Copy the passage on dinosaur lips below from "The project began" up to and including "largest extant lizard.", substituting "doctoral candidate" for "graduate student".
Text provided: Begin
About 65 million years after their extinction, dinosaurs remain some of the most famous prehistoric animals, and are often depicted in popular culture.
In the 1993 film Jurassic Park, the iconic Tyrannosaurus rex was portrayed with large teeth that stuck out of its mouth, even when shut.
Contrary to these depictions, an international collaboration that included U of M assistant professor in the department of earth sciences Kirstin Brink recently found that the prehistoric creatures had scaly lips covering their teeth.
The project began over 10 years ago, when Brink was a graduate student at the University of Toronto. Brink and her colleagues were curious about the accuracy of dinosaur representations in media.
“This idea was popularized that the teeth of T. rex were too big to fit in the mouth when they were closed,” she said.
The T. rex had sharp, serrated edges along their teeth, which helped it slice through the food it consumed.
Brink explained that the group decided to compare measurements of dinosaur teeth with extant species that had extremely long teeth to see if it would have been possible for a T. rex to have had a scaly lip. The team made comparisons between the teeth structure in the T. rex and the Komodo dragon, the largest extant lizard.
Komodo dragons have long teeth relative to their skull — even longer proportionally than that of a T. rex. Despite this length, these reptiles are able to have scaly lips that cover their teeth.
Text provided: End
Records shown: Begin
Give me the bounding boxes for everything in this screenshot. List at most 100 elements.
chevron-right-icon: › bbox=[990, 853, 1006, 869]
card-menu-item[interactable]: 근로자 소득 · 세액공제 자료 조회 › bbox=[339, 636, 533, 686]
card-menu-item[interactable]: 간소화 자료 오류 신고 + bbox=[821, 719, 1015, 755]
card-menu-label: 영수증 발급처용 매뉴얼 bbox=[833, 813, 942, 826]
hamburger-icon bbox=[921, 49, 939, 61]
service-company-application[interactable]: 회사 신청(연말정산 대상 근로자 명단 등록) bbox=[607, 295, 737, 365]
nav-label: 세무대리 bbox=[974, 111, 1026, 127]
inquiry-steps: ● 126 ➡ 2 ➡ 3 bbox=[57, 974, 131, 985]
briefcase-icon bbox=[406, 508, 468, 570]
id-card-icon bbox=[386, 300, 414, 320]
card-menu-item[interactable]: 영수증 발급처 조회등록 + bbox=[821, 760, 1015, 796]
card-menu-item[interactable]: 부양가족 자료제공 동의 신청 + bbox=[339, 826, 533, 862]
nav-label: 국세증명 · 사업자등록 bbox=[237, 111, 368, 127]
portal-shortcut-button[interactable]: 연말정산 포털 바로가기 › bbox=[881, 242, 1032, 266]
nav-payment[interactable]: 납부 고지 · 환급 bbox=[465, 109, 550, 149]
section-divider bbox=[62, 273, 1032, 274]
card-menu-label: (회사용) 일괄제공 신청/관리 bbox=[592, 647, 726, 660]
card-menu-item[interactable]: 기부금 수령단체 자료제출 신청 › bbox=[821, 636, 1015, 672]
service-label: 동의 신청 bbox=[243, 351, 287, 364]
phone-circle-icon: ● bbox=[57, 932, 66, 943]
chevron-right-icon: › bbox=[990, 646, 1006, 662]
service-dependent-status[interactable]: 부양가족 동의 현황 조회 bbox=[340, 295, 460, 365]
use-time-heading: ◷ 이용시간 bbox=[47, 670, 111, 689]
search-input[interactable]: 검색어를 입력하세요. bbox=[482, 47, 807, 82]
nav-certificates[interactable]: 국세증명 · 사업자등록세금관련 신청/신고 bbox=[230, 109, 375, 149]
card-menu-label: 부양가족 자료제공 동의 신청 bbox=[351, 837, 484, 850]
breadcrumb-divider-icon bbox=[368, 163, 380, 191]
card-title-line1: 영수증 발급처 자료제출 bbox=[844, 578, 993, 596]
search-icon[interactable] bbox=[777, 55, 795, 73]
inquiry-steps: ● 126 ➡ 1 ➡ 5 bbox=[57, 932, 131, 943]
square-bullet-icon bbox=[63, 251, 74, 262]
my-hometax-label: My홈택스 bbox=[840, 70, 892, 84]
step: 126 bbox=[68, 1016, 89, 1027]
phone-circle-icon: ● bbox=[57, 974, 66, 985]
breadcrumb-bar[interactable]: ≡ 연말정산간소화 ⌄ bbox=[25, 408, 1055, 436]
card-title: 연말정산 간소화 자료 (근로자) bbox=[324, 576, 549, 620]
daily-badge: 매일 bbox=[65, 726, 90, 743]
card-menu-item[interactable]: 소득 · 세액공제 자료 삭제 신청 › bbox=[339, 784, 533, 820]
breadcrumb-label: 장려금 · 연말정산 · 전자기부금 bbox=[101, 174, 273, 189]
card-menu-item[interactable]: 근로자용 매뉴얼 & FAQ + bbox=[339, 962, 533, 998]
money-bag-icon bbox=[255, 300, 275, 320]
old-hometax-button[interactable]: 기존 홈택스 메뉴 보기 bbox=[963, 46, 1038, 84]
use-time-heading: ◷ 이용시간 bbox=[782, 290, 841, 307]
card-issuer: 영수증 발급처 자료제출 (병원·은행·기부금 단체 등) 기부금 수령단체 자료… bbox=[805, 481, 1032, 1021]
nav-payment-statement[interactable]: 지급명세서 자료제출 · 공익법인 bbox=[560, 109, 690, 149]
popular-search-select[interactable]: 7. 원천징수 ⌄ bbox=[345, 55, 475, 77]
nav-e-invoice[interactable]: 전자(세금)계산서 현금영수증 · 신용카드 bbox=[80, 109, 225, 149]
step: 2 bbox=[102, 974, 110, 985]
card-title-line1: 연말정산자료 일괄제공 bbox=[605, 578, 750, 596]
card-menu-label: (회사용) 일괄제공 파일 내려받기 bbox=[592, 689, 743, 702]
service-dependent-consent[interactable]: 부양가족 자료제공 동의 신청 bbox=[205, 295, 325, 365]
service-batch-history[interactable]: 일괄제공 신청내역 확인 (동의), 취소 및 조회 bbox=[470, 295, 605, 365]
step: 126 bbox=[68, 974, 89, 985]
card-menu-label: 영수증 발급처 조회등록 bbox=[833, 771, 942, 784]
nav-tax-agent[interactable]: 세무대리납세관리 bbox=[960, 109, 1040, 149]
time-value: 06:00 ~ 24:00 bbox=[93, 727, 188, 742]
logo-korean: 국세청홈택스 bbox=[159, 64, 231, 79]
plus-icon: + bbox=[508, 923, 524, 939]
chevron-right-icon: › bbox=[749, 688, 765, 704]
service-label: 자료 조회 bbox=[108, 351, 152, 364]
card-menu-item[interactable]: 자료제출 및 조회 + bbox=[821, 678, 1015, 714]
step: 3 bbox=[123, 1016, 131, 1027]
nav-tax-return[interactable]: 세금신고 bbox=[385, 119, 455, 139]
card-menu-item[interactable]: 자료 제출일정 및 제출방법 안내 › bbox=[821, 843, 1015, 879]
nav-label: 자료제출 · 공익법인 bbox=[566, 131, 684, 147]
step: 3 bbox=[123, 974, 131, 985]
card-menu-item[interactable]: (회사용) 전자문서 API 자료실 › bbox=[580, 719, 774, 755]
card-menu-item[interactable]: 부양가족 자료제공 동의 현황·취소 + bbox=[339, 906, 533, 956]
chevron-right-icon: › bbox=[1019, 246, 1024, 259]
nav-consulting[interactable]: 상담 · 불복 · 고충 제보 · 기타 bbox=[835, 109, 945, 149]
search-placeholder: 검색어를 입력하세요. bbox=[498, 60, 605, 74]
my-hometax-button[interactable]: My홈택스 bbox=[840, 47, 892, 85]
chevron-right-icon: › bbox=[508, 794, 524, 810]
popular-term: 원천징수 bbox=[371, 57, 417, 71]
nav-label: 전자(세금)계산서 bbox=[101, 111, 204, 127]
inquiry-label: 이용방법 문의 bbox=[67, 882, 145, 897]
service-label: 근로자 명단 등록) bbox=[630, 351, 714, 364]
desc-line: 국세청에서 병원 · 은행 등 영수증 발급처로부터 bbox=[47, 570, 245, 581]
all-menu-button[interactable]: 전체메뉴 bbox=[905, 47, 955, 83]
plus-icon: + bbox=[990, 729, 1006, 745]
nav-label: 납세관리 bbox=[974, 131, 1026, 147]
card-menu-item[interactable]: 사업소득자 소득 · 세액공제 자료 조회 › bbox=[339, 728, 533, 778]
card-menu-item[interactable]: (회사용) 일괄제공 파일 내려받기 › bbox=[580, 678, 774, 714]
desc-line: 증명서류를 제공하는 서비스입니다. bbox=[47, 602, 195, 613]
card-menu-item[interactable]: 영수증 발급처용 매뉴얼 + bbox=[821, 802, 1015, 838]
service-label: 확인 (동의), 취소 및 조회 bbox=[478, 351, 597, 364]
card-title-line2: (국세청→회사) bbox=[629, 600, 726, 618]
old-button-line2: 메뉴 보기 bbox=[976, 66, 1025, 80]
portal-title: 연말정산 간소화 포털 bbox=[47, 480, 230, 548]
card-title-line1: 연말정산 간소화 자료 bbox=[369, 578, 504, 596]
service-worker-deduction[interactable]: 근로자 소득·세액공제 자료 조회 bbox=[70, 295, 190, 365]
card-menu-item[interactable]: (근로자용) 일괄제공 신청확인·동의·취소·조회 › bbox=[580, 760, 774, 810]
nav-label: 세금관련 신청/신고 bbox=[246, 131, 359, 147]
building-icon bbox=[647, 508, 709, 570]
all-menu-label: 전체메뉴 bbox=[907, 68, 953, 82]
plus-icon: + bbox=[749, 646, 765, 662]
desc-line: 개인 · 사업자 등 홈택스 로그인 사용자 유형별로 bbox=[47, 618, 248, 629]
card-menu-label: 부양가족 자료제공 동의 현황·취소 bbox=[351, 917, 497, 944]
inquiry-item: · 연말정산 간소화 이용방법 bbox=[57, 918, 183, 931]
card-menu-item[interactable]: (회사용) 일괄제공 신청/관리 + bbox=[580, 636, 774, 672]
Records shown: End
Solution to this problem>
The project began over 10 years ago, when Brink was a doctoral candidate at the University of Toronto. Brink and her colleagues were curious about the accuracy of dinosaur representations in media.
“This idea was popularized that the teeth of T. rex were too big to fit in the mouth when they were closed,” she said.
The T. rex had sharp, serrated edges along their teeth, which helped it slice through the food it consumed.
Brink explained that the group decided to compare measurements of dinosaur teeth with extant species that had extremely long teeth to see if it would have been possible for a T. rex to have had a scaly lip. The team made comparisons between the teeth structure in the T. rex and the Komodo dragon, the largest extant lizard.